(Stored data)
┄┄┄┄┄┄┄┄┄┄

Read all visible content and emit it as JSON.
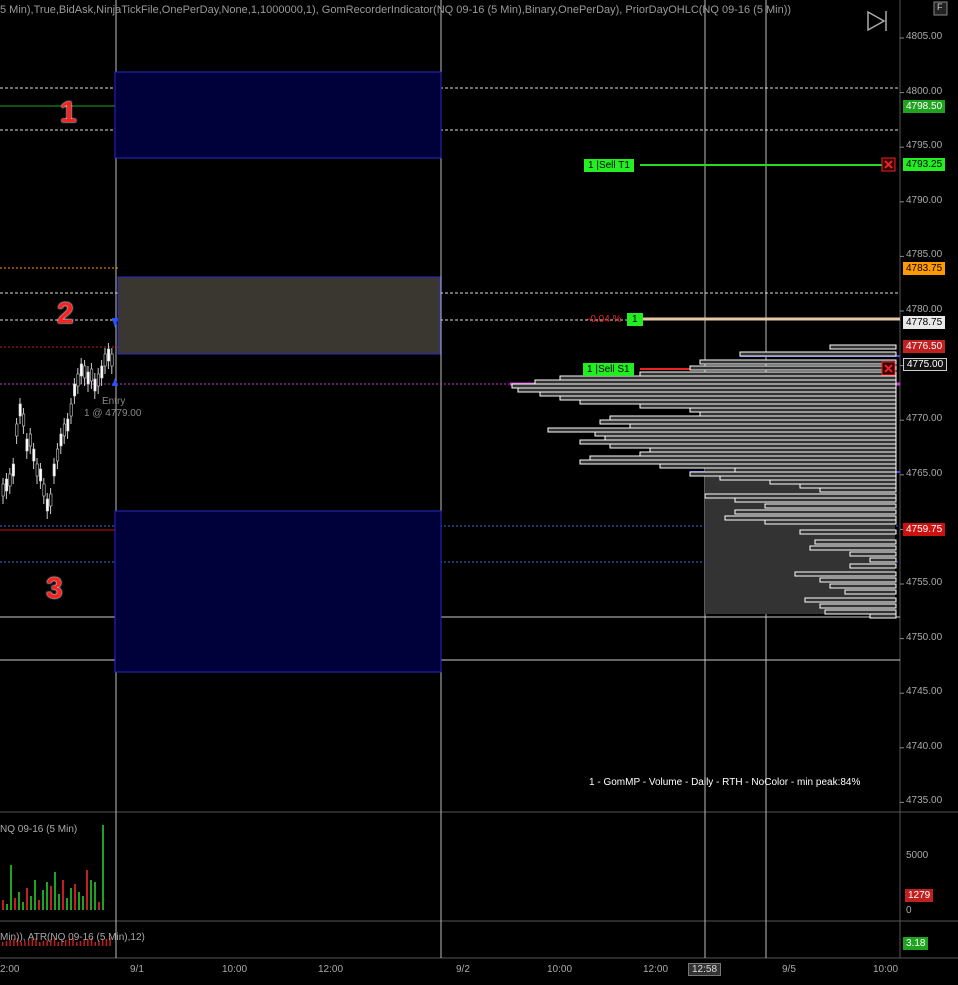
{
  "header": {
    "indicator_text": "5 Min),True,BidAsk,NinjaTickFile,OnePerDay,None,1,1000000,1), GomRecorderIndicator(NQ 09-16 (5 Min),Binary,OnePerDay), PriorDayOHLC(NQ 09-16 (5 Min))",
    "f_button": "F"
  },
  "zone_labels": [
    "1",
    "2",
    "3"
  ],
  "price_axis": {
    "ticks": [
      "4805.00",
      "4800.00",
      "4795.00",
      "4790.00",
      "4785.00",
      "4780.00",
      "4775.00",
      "4770.00",
      "4765.00",
      "4760.00",
      "4755.00",
      "4750.00",
      "4745.00",
      "4740.00",
      "4735.00"
    ]
  },
  "price_tags": [
    {
      "label": "4798.50",
      "color": "#1fa31f"
    },
    {
      "label": "4793.25",
      "color": "#22ee22"
    },
    {
      "label": "4783.75",
      "color": "#ff9900"
    },
    {
      "label": "4778.75",
      "color": "#e8e8e8"
    },
    {
      "label": "4776.50",
      "color": "#c02020"
    },
    {
      "label": "4775.00",
      "color": "#111111"
    },
    {
      "label": "4759.75",
      "color": "#cc1111"
    }
  ],
  "orders": {
    "target": "1 |Sell T1",
    "stop": "1 |Sell S1",
    "pnl_percent": "-0.04 %",
    "position_qty": "1"
  },
  "entry": {
    "label": "Entry",
    "detail": "1 @ 4779.00"
  },
  "profile_caption": "1 - GomMP  - Volume - Daily - RTH - NoColor - min peak:84%",
  "volume_panel": {
    "title": "NQ 09-16 (5 Min)",
    "ticks": [
      "5000",
      "0"
    ],
    "current_tag": "1279"
  },
  "atr_panel": {
    "title": "Min)), ATR(NQ 09-16 (5 Min),12)",
    "current_tag": "3.18"
  },
  "time_axis": {
    "labels": [
      "2:00",
      "9/1",
      "10:00",
      "12:00",
      "9/2",
      "10:00",
      "12:00",
      "12:58",
      "9/5",
      "10:00"
    ]
  },
  "colors": {
    "zone_fill": "#00003a",
    "zone_border": "#2a2ac8",
    "entry_zone_fill": "#3a3630",
    "target_line": "#22dd22",
    "stop_line": "#ee2222",
    "poc_line": "#cc33cc",
    "profile_fill": "#333333"
  }
}
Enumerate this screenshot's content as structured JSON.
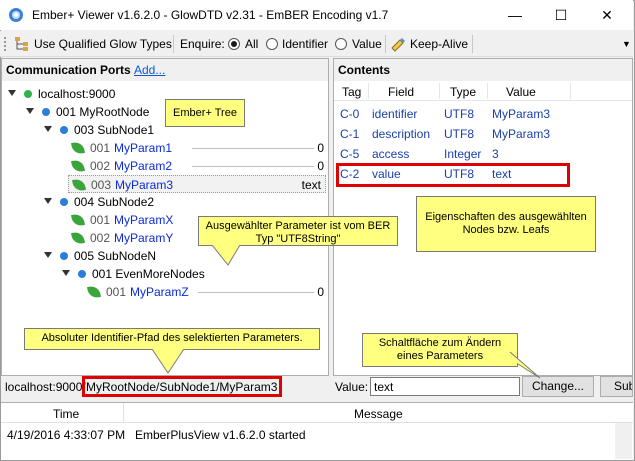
{
  "window": {
    "title": "Ember+ Viewer v1.6.2.0 - GlowDTD v2.31 - EmBER Encoding v1.7",
    "min_glyph": "—",
    "max_glyph": "☐",
    "close_glyph": "✕"
  },
  "toolbar": {
    "use_qualified": "Use Qualified Glow Types",
    "enquire_label": "Enquire:",
    "opt_all": "All",
    "opt_identifier": "Identifier",
    "opt_value": "Value",
    "keep_alive": "Keep-Alive",
    "selected_enquire": "All"
  },
  "left_panel": {
    "title": "Communication Ports",
    "add_link": "Add...",
    "tree": {
      "root": "localhost:9000",
      "node1": "001 MyRootNode",
      "subnode1": "003 SubNode1",
      "p1_num": "001",
      "p1_name": "MyParam1",
      "p1_val": "0",
      "p2_num": "002",
      "p2_name": "MyParam2",
      "p2_val": "0",
      "p3_num": "003",
      "p3_name": "MyParam3",
      "p3_val": "text",
      "subnode2": "004 SubNode2",
      "px_num": "001",
      "px_name": "MyParamX",
      "py_num": "002",
      "py_name": "MyParamY",
      "subnodeN": "005 SubNodeN",
      "evenmore": "001 EvenMoreNodes",
      "pz_num": "001",
      "pz_name": "MyParamZ",
      "pz_val": "0"
    },
    "path_prefix": "localhost:9000/",
    "path_selected": "MyRootNode/SubNode1/MyParam3"
  },
  "right_panel": {
    "title": "Contents",
    "columns": [
      "Tag",
      "Field",
      "Type",
      "Value"
    ],
    "rows": [
      [
        "C-0",
        "identifier",
        "UTF8",
        "MyParam3"
      ],
      [
        "C-1",
        "description",
        "UTF8",
        "MyParam3"
      ],
      [
        "C-5",
        "access",
        "Integer",
        "3"
      ],
      [
        "C-2",
        "value",
        "UTF8",
        "text"
      ]
    ],
    "value_label": "Value:",
    "value_input": "text",
    "change_button": "Change...",
    "sub_button": "Sub"
  },
  "log": {
    "col_time": "Time",
    "col_message": "Message",
    "row_time": "4/19/2016 4:33:07 PM",
    "row_message": "EmberPlusView v1.6.2.0 started"
  },
  "annotations": {
    "tree": "Ember+ Tree",
    "param_type": "Ausgewählter Parameter ist vom BER Typ \"UTF8String\"",
    "properties": "Eigenschaften des ausgewählten Nodes bzw. Leafs",
    "path": "Absoluter Identifier-Pfad des selektierten Parameters.",
    "change": "Schaltfläche zum Ändern eines Parameters"
  },
  "colors": {
    "annotation_fill": "#ffff80",
    "highlight_red": "#e00000",
    "param_blue": "#0a2ad6",
    "online_green": "#2db34a",
    "node_blue": "#2b7fd8"
  }
}
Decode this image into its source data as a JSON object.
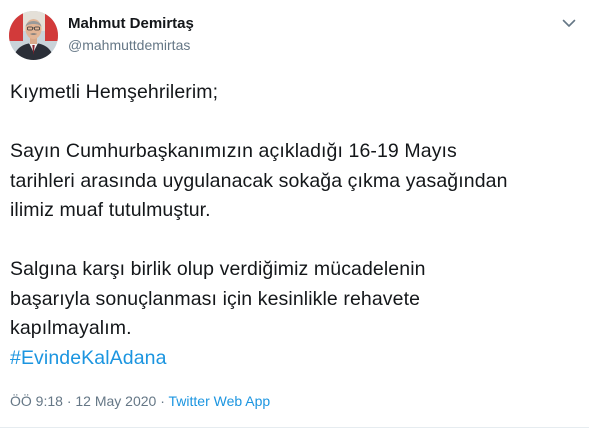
{
  "author": {
    "name": "Mahmut Demirtaş",
    "handle": "@mahmuttdemirtas"
  },
  "tweet": {
    "lines_p1": [
      "Kıymetli Hemşehrilerim;"
    ],
    "lines_p2": [
      "Sayın Cumhurbaşkanımızın açıkladığı 16-19 Mayıs",
      "tarihleri arasında uygulanacak sokağa çıkma yasağından",
      "ilimiz muaf tutulmuştur."
    ],
    "lines_p3": [
      "Salgına karşı birlik olup verdiğimiz mücadelenin",
      "başarıyla sonuçlanması için kesinlikle rehavete",
      "kapılmayalım."
    ],
    "hashtag": "#EvindeKalAdana"
  },
  "meta": {
    "time": "ÖÖ 9:18",
    "separator": "·",
    "date": "12 May 2020",
    "source": "Twitter Web App"
  },
  "colors": {
    "link": "#1b95e0",
    "secondary": "#657786",
    "text": "#14171a"
  },
  "icons": {
    "caret": "chevron-down-icon",
    "avatar": "profile-photo"
  }
}
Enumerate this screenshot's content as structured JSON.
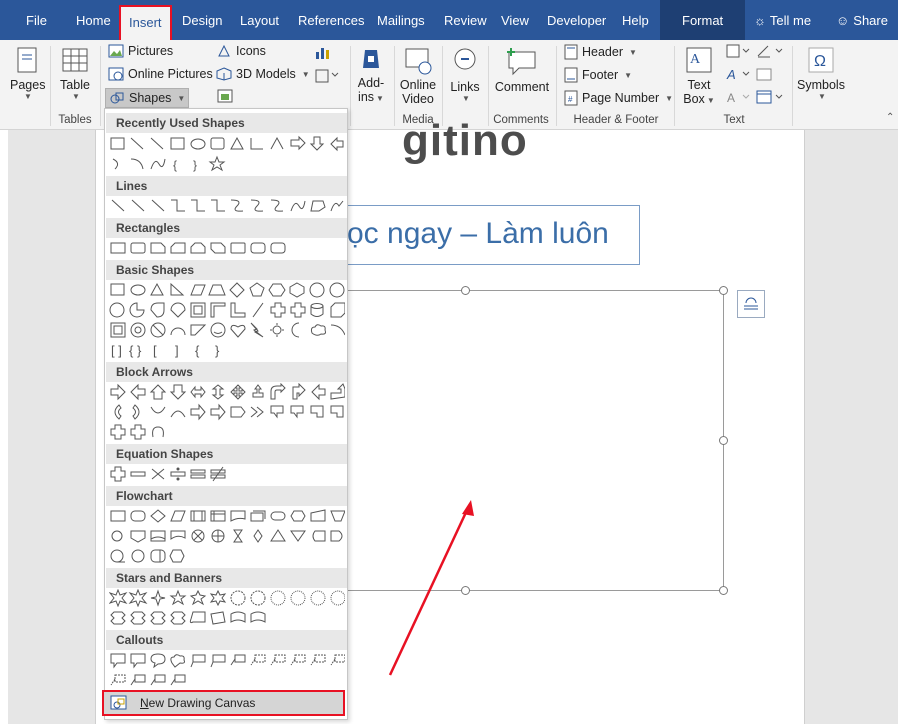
{
  "tabs": [
    "File",
    "Home",
    "Insert",
    "Design",
    "Layout",
    "References",
    "Mailings",
    "Review",
    "View",
    "Developer",
    "Help",
    "Format"
  ],
  "tell_me": "Tell me",
  "share": "Share",
  "ribbon": {
    "pages": "Pages",
    "table": "Table",
    "pictures": "Pictures",
    "online_pictures": "Online Pictures",
    "shapes": "Shapes",
    "icons": "Icons",
    "models_3d": "3D Models",
    "addins_line1": "Add-",
    "addins_line2": "ins",
    "online_video_line1": "Online",
    "online_video_line2": "Video",
    "links": "Links",
    "comment": "Comment",
    "header": "Header",
    "footer": "Footer",
    "page_number": "Page Number",
    "text_box_line1": "Text",
    "text_box_line2": "Box",
    "symbols": "Symbols",
    "groups": {
      "tables": "Tables",
      "media": "Media",
      "comments": "Comments",
      "header_footer": "Header & Footer",
      "text": "Text"
    }
  },
  "doc": {
    "logo": "gitino",
    "title": "ọc ngay – Làm luôn"
  },
  "shapes_menu": {
    "recently_used": "Recently Used Shapes",
    "lines": "Lines",
    "rectangles": "Rectangles",
    "basic_shapes": "Basic Shapes",
    "block_arrows": "Block Arrows",
    "equation_shapes": "Equation Shapes",
    "flowchart": "Flowchart",
    "stars_banners": "Stars and Banners",
    "callouts": "Callouts",
    "new_drawing_canvas": "New Drawing Canvas"
  },
  "colors": {
    "accent": "#2b579a",
    "highlight": "#e81123"
  }
}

┄┄┄┄┄┄┄┄┄┄

**Given exercise**. Reproduce each line word for word and drop the pictures.

**Exercise output**.
Read all visible content and emit it as JSON.
{
  "header": {
    "indicator_text": "5 Min),True,BidAsk,NinjaTickFile,OnePerDay,None,1,1000000,1), GomRecorderIndicator(NQ 09-16 (5 Min),Binary,OnePerDay), PriorDayOHLC(NQ 09-16 (5 Min))",
    "f_button": "F"
  },
  "zone_labels": [
    "1",
    "2",
    "3"
  ],
  "price_axis": {
    "ticks": [
      "4805.00",
      "4800.00",
      "4795.00",
      "4790.00",
      "4785.00",
      "4780.00",
      "4775.00",
      "4770.00",
      "4765.00",
      "4760.00",
      "4755.00",
      "4750.00",
      "4745.00",
      "4740.00",
      "4735.00"
    ]
  },
  "price_tags": [
    {
      "label": "4798.50",
      "color": "#1fa31f"
    },
    {
      "label": "4793.25",
      "color": "#22ee22"
    },
    {
      "label": "4783.75",
      "color": "#ff9900"
    },
    {
      "label": "4778.75",
      "color": "#e8e8e8"
    },
    {
      "label": "4776.50",
      "color": "#c02020"
    },
    {
      "label": "4775.00",
      "color": "#111111"
    },
    {
      "label": "4759.75",
      "color": "#cc1111"
    }
  ],
  "orders": {
    "target": "1 |Sell T1",
    "stop": "1 |Sell S1",
    "pnl_percent": "-0.04 %",
    "position_qty": "1"
  },
  "entry": {
    "label": "Entry",
    "detail": "1 @ 4779.00"
  },
  "profile_caption": "1 - GomMP  - Volume - Daily - RTH - NoColor - min peak:84%",
  "volume_panel": {
    "title": "NQ 09-16 (5 Min)",
    "ticks": [
      "5000",
      "0"
    ],
    "current_tag": "1279"
  },
  "atr_panel": {
    "title": "Min)), ATR(NQ 09-16 (5 Min),12)",
    "current_tag": "3.18"
  },
  "time_axis": {
    "labels": [
      "2:00",
      "9/1",
      "10:00",
      "12:00",
      "9/2",
      "10:00",
      "12:00",
      "12:58",
      "9/5",
      "10:00"
    ]
  },
  "colors": {
    "zone_fill": "#00003a",
    "zone_border": "#2a2ac8",
    "entry_zone_fill": "#3a3630",
    "target_line": "#22dd22",
    "stop_line": "#ee2222",
    "poc_line": "#cc33cc",
    "profile_fill": "#333333"
  }
}
Enumerate this screenshot's content as structured JSON.
{
  "window": {
    "title": "Ember+ Viewer v1.6.2.0 - GlowDTD v2.31 - EmBER Encoding v1.7",
    "min_glyph": "—",
    "max_glyph": "☐",
    "close_glyph": "✕"
  },
  "toolbar": {
    "use_qualified": "Use Qualified Glow Types",
    "enquire_label": "Enquire:",
    "opt_all": "All",
    "opt_identifier": "Identifier",
    "opt_value": "Value",
    "keep_alive": "Keep-Alive",
    "selected_enquire": "All"
  },
  "left_panel": {
    "title": "Communication Ports",
    "add_link": "Add...",
    "tree": {
      "root": "localhost:9000",
      "node1": "001 MyRootNode",
      "subnode1": "003 SubNode1",
      "p1_num": "001",
      "p1_name": "MyParam1",
      "p1_val": "0",
      "p2_num": "002",
      "p2_name": "MyParam2",
      "p2_val": "0",
      "p3_num": "003",
      "p3_name": "MyParam3",
      "p3_val": "text",
      "subnode2": "004 SubNode2",
      "px_num": "001",
      "px_name": "MyParamX",
      "py_num": "002",
      "py_name": "MyParamY",
      "subnodeN": "005 SubNodeN",
      "evenmore": "001 EvenMoreNodes",
      "pz_num": "001",
      "pz_name": "MyParamZ",
      "pz_val": "0"
    },
    "path_prefix": "localhost:9000/",
    "path_selected": "MyRootNode/SubNode1/MyParam3"
  },
  "right_panel": {
    "title": "Contents",
    "columns": [
      "Tag",
      "Field",
      "Type",
      "Value"
    ],
    "rows": [
      [
        "C-0",
        "identifier",
        "UTF8",
        "MyParam3"
      ],
      [
        "C-1",
        "description",
        "UTF8",
        "MyParam3"
      ],
      [
        "C-5",
        "access",
        "Integer",
        "3"
      ],
      [
        "C-2",
        "value",
        "UTF8",
        "text"
      ]
    ],
    "value_label": "Value:",
    "value_input": "text",
    "change_button": "Change...",
    "sub_button": "Sub"
  },
  "log": {
    "col_time": "Time",
    "col_message": "Message",
    "row_time": "4/19/2016 4:33:07 PM",
    "row_message": "EmberPlusView v1.6.2.0 started"
  },
  "annotations": {
    "tree": "Ember+ Tree",
    "param_type": "Ausgewählter Parameter ist vom BER Typ \"UTF8String\"",
    "properties": "Eigenschaften des ausgewählten Nodes bzw. Leafs",
    "path": "Absoluter Identifier-Pfad des selektierten Parameters.",
    "change": "Schaltfläche zum Ändern eines Parameters"
  },
  "colors": {
    "annotation_fill": "#ffff80",
    "highlight_red": "#e00000",
    "param_blue": "#0a2ad6",
    "online_green": "#2db34a",
    "node_blue": "#2b7fd8"
  }
}
Decode this image into its source data as a JSON object.
{
  "author": {
    "name": "Mahmut Demirtaş",
    "handle": "@mahmuttdemirtas"
  },
  "tweet": {
    "lines_p1": [
      "Kıymetli Hemşehrilerim;"
    ],
    "lines_p2": [
      "Sayın Cumhurbaşkanımızın açıkladığı 16-19 Mayıs",
      "tarihleri arasında uygulanacak sokağa çıkma yasağından",
      "ilimiz muaf tutulmuştur."
    ],
    "lines_p3": [
      "Salgına karşı birlik olup verdiğimiz mücadelenin",
      "başarıyla sonuçlanması için kesinlikle rehavete",
      "kapılmayalım."
    ],
    "hashtag": "#EvindeKalAdana"
  },
  "meta": {
    "time": "ÖÖ 9:18",
    "separator": "·",
    "date": "12 May 2020",
    "source": "Twitter Web App"
  },
  "colors": {
    "link": "#1b95e0",
    "secondary": "#657786",
    "text": "#14171a"
  },
  "icons": {
    "caret": "chevron-down-icon",
    "avatar": "profile-photo"
  }
}
Enumerate this screenshot's content as structured JSON.
{
  "tabs": [
    "File",
    "Home",
    "Insert",
    "Design",
    "Layout",
    "References",
    "Mailings",
    "Review",
    "View",
    "Developer",
    "Help",
    "Format"
  ],
  "tell_me": "Tell me",
  "share": "Share",
  "ribbon": {
    "pages": "Pages",
    "table": "Table",
    "pictures": "Pictures",
    "online_pictures": "Online Pictures",
    "shapes": "Shapes",
    "icons": "Icons",
    "models_3d": "3D Models",
    "addins_line1": "Add-",
    "addins_line2": "ins",
    "online_video_line1": "Online",
    "online_video_line2": "Video",
    "links": "Links",
    "comment": "Comment",
    "header": "Header",
    "footer": "Footer",
    "page_number": "Page Number",
    "text_box_line1": "Text",
    "text_box_line2": "Box",
    "symbols": "Symbols",
    "groups": {
      "tables": "Tables",
      "media": "Media",
      "comments": "Comments",
      "header_footer": "Header & Footer",
      "text": "Text"
    }
  },
  "doc": {
    "logo": "gitino",
    "title": "ọc ngay – Làm luôn"
  },
  "shapes_menu": {
    "recently_used": "Recently Used Shapes",
    "lines": "Lines",
    "rectangles": "Rectangles",
    "basic_shapes": "Basic Shapes",
    "block_arrows": "Block Arrows",
    "equation_shapes": "Equation Shapes",
    "flowchart": "Flowchart",
    "stars_banners": "Stars and Banners",
    "callouts": "Callouts",
    "new_drawing_canvas": "New Drawing Canvas"
  },
  "colors": {
    "accent": "#2b579a",
    "highlight": "#e81123"
  }
}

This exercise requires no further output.